**GIVEN PROBLEM**
Scan the entries below. List each line with "eigen".

[Entries from a visual dataset]
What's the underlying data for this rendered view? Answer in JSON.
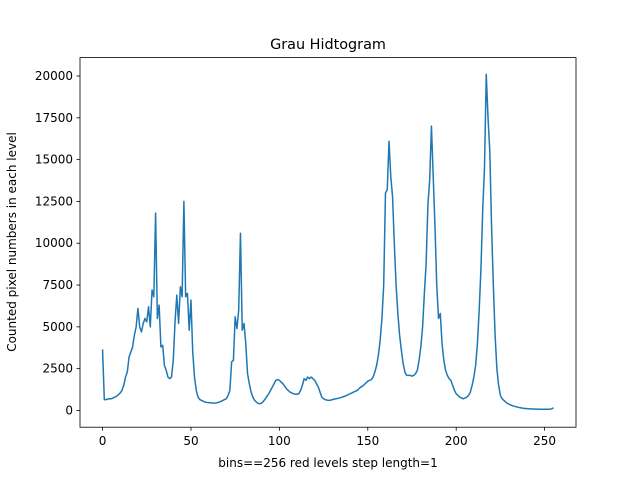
{
  "chart_data": {
    "type": "line",
    "title": "Grau Hidtogram",
    "x_label": "bins==256 red levels step length=1",
    "y_label": "Counted pixel numbers in each level",
    "color": "#1f77b4",
    "xlim": [
      -12.75,
      267.75
    ],
    "xticks": [
      0,
      50,
      100,
      150,
      200,
      250
    ],
    "ylim": [
      -1000,
      21100
    ],
    "yticks": [
      0,
      2500,
      5000,
      7500,
      10000,
      12500,
      15000,
      17500,
      20000
    ],
    "grid": false,
    "x": [
      0,
      1,
      2,
      3,
      4,
      5,
      6,
      7,
      8,
      9,
      10,
      11,
      12,
      13,
      14,
      15,
      16,
      17,
      18,
      19,
      20,
      21,
      22,
      23,
      24,
      25,
      26,
      27,
      28,
      29,
      30,
      31,
      32,
      33,
      34,
      35,
      36,
      37,
      38,
      39,
      40,
      41,
      42,
      43,
      44,
      45,
      46,
      47,
      48,
      49,
      50,
      51,
      52,
      53,
      54,
      55,
      56,
      57,
      58,
      59,
      60,
      61,
      62,
      63,
      64,
      65,
      66,
      67,
      68,
      69,
      70,
      71,
      72,
      73,
      74,
      75,
      76,
      77,
      78,
      79,
      80,
      81,
      82,
      83,
      84,
      85,
      86,
      87,
      88,
      89,
      90,
      91,
      92,
      93,
      94,
      95,
      96,
      97,
      98,
      99,
      100,
      101,
      102,
      103,
      104,
      105,
      106,
      107,
      108,
      109,
      110,
      111,
      112,
      113,
      114,
      115,
      116,
      117,
      118,
      119,
      120,
      121,
      122,
      123,
      124,
      125,
      126,
      127,
      128,
      129,
      130,
      131,
      132,
      133,
      134,
      135,
      136,
      137,
      138,
      139,
      140,
      141,
      142,
      143,
      144,
      145,
      146,
      147,
      148,
      149,
      150,
      151,
      152,
      153,
      154,
      155,
      156,
      157,
      158,
      159,
      160,
      161,
      162,
      163,
      164,
      165,
      166,
      167,
      168,
      169,
      170,
      171,
      172,
      173,
      174,
      175,
      176,
      177,
      178,
      179,
      180,
      181,
      182,
      183,
      184,
      185,
      186,
      187,
      188,
      189,
      190,
      191,
      192,
      193,
      194,
      195,
      196,
      197,
      198,
      199,
      200,
      201,
      202,
      203,
      204,
      205,
      206,
      207,
      208,
      209,
      210,
      211,
      212,
      213,
      214,
      215,
      216,
      217,
      218,
      219,
      220,
      221,
      222,
      223,
      224,
      225,
      226,
      227,
      228,
      229,
      230,
      231,
      232,
      233,
      234,
      235,
      236,
      237,
      238,
      239,
      240,
      241,
      242,
      243,
      244,
      245,
      246,
      247,
      248,
      249,
      250,
      251,
      252,
      253,
      254,
      255
    ],
    "values": [
      3650,
      650,
      650,
      680,
      700,
      700,
      750,
      800,
      850,
      950,
      1050,
      1200,
      1500,
      2000,
      2300,
      3200,
      3500,
      3800,
      4500,
      5000,
      6100,
      5000,
      4700,
      5200,
      5500,
      5300,
      6200,
      5000,
      7200,
      6800,
      11800,
      5500,
      6300,
      3800,
      3900,
      2700,
      2400,
      2000,
      1900,
      2000,
      3000,
      5300,
      6900,
      5200,
      7400,
      6800,
      12500,
      6800,
      7000,
      4800,
      6600,
      3500,
      2000,
      1200,
      800,
      650,
      600,
      550,
      500,
      480,
      470,
      460,
      450,
      440,
      450,
      470,
      500,
      550,
      600,
      650,
      700,
      900,
      1200,
      2900,
      3000,
      5600,
      4900,
      6000,
      10600,
      4800,
      5200,
      4000,
      2200,
      1600,
      1100,
      800,
      600,
      500,
      420,
      400,
      450,
      550,
      700,
      850,
      1000,
      1200,
      1400,
      1600,
      1800,
      1850,
      1800,
      1700,
      1600,
      1450,
      1300,
      1200,
      1100,
      1050,
      1000,
      980,
      970,
      1000,
      1200,
      1500,
      1900,
      1800,
      2000,
      1900,
      2000,
      1900,
      1800,
      1600,
      1400,
      1100,
      800,
      700,
      650,
      620,
      600,
      620,
      650,
      680,
      700,
      720,
      750,
      780,
      820,
      850,
      900,
      950,
      1000,
      1050,
      1100,
      1150,
      1200,
      1300,
      1400,
      1450,
      1550,
      1650,
      1750,
      1800,
      1850,
      2000,
      2300,
      2700,
      3300,
      4200,
      5500,
      7500,
      13000,
      13200,
      16100,
      14000,
      12800,
      10000,
      7500,
      5800,
      4500,
      3600,
      2800,
      2300,
      2100,
      2100,
      2100,
      2050,
      2100,
      2200,
      2400,
      3000,
      3800,
      5000,
      7000,
      8800,
      12300,
      13800,
      17000,
      14000,
      11000,
      7500,
      5500,
      5800,
      4000,
      3000,
      2400,
      2100,
      1900,
      1800,
      1500,
      1200,
      1000,
      900,
      800,
      750,
      700,
      750,
      800,
      900,
      1100,
      1500,
      2000,
      2700,
      4000,
      6000,
      8500,
      12000,
      14500,
      20100,
      17500,
      15500,
      11000,
      7500,
      4500,
      2500,
      1500,
      900,
      700,
      600,
      500,
      420,
      370,
      320,
      280,
      250,
      220,
      190,
      170,
      150,
      130,
      120,
      110,
      100,
      95,
      90,
      85,
      80,
      78,
      75,
      72,
      70,
      70,
      70,
      70,
      80,
      100,
      160
    ]
  }
}
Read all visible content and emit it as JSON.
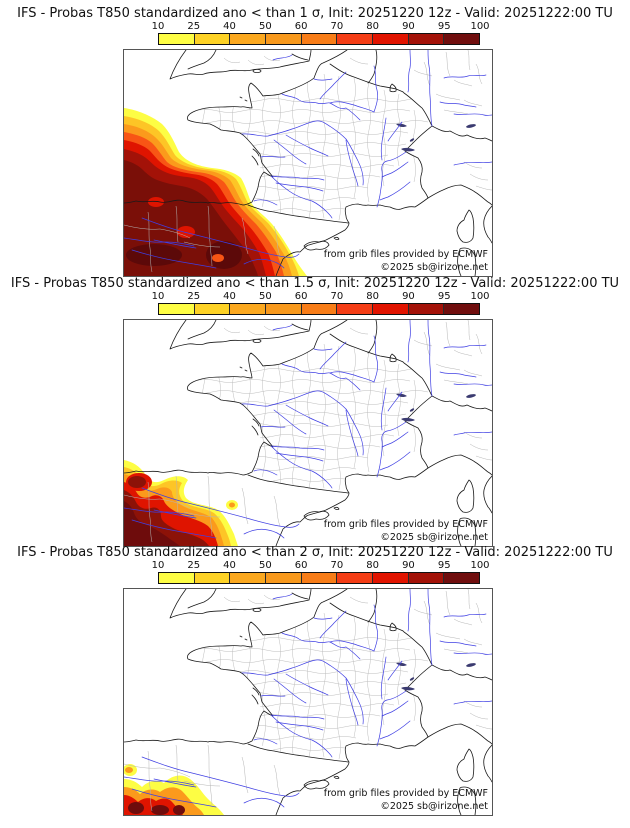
{
  "colorbar": {
    "ticks": [
      "10",
      "25",
      "40",
      "50",
      "60",
      "70",
      "80",
      "90",
      "95",
      "100"
    ],
    "colors": [
      "#fdfd44",
      "#fdd226",
      "#fba81f",
      "#f8991c",
      "#f87d18",
      "#f43d15",
      "#e11400",
      "#a31208",
      "#700e0e"
    ]
  },
  "panels": [
    {
      "title": "IFS - Probas T850  standardized ano < than 1 σ, Init: 20251220 12z - Valid: 20251222:00 TU"
    },
    {
      "title": "IFS - Probas T850  standardized ano < than 1.5 σ, Init: 20251220 12z - Valid: 20251222:00 TU"
    },
    {
      "title": "IFS - Probas T850  standardized ano < than 2 σ, Init: 20251220 12z - Valid: 20251222:00 TU"
    }
  ],
  "attribution": {
    "line1": "from grib files provided by ECMWF",
    "line2": "©2025 sb@irizone.net"
  },
  "map_colors": {
    "coast": "#1a1a1a",
    "river": "#3f3fe3",
    "admin": "#bdbdbd",
    "lake": "#3b3b70",
    "frame": "#555555"
  }
}
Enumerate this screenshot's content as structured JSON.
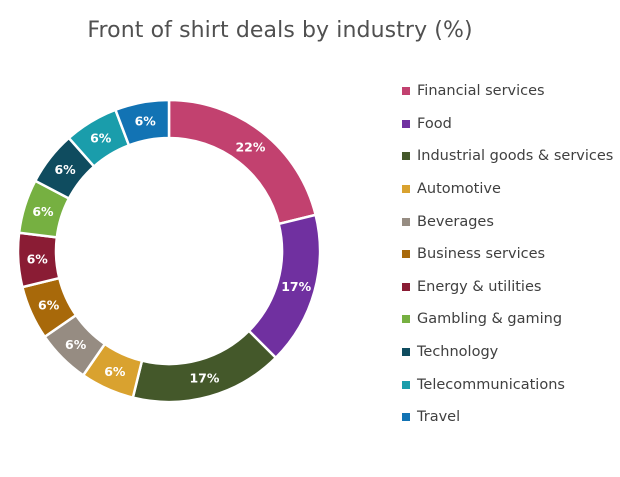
{
  "chart_data": {
    "type": "pie",
    "variant": "donut",
    "title": "Front of shirt deals by industry (%)",
    "legend_position": "right",
    "series": [
      {
        "name": "",
        "values": [
          22,
          17,
          17,
          6,
          6,
          6,
          6,
          6,
          6,
          6,
          6
        ]
      }
    ],
    "categories": [
      "Financial services",
      "Food",
      "Industrial goods & services",
      "Automotive",
      "Beverages",
      "Business services",
      "Energy & utilities",
      "Gambling & gaming",
      "Technology",
      "Telecommunications",
      "Travel"
    ],
    "data_labels": [
      "22%",
      "17%",
      "17%",
      "6%",
      "6%",
      "6%",
      "6%",
      "6%",
      "6%",
      "6%",
      "6%"
    ],
    "colors": [
      "#C2416F",
      "#7030A0",
      "#44582A",
      "#D9A22F",
      "#968C82",
      "#A8690A",
      "#8A1C34",
      "#76B041",
      "#0F4C5F",
      "#1A9DAB",
      "#1273B4"
    ]
  }
}
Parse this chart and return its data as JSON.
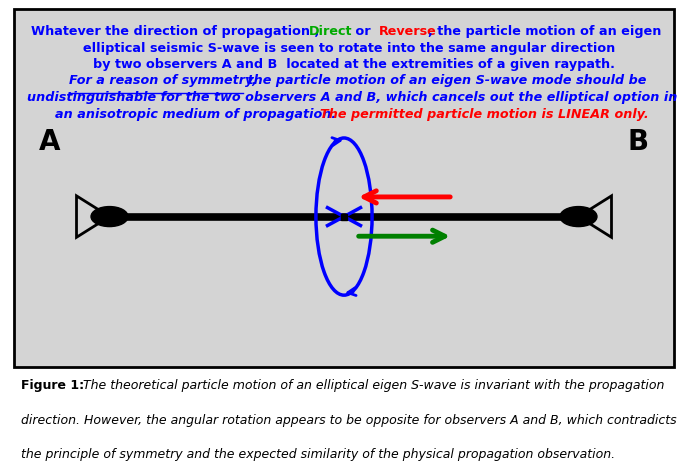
{
  "bg_color": "#d4d4d4",
  "line1a": "Whatever the direction of propagation , ",
  "line1b": "Direct",
  "line1c": " or ",
  "line1d": "Reverse",
  "line1e": ", the particle motion of an eigen",
  "line2": "elliptical seismic S-wave is seen to rotate into the same angular direction",
  "line3": "by two observers A and B  located at the extremities of a given raypath.",
  "line4a": "For a reason of symmetry,",
  "line4b": " the particle motion of an eigen S-wave mode should be",
  "line5": "undistinguishable for the two observers A and B, which cancels out the elliptical option in",
  "line6a": "an anisotropic medium of propagation. ",
  "line6b": "The permitted particle motion is LINEAR only.",
  "caption_bold": "Figure 1: ",
  "caption_line1": "The theoretical particle motion of an elliptical eigen S-wave is invariant with the propagation",
  "caption_line2": "direction. However, the angular rotation appears to be opposite for observers A and B, which contradicts",
  "caption_line3": "the principle of symmetry and the expected similarity of the physical propagation observation.",
  "color_blue": "#0000ff",
  "color_green": "#00aa00",
  "color_red": "#ff0000",
  "color_black": "#000000",
  "fs_title": 9.2,
  "fs_label": 18,
  "fs_caption": 9.0
}
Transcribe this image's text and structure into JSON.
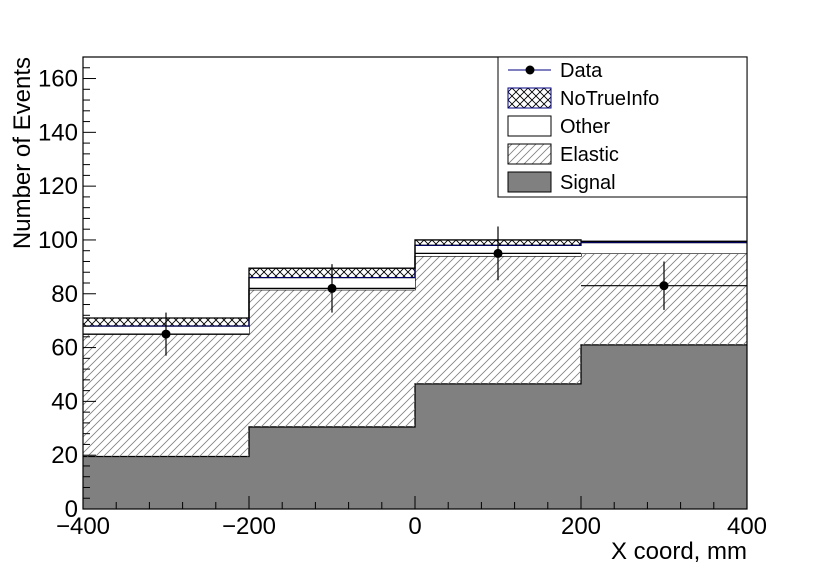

**FINISHED TASK**
  "line1e": ", the particle motion of an eigen",
  "line4b": " the particle motion of an eigen S-wave mode should be",
  "caption_line1": "The theoretical particle motion of an elliptical eigen S-wave is invariant with the propagation",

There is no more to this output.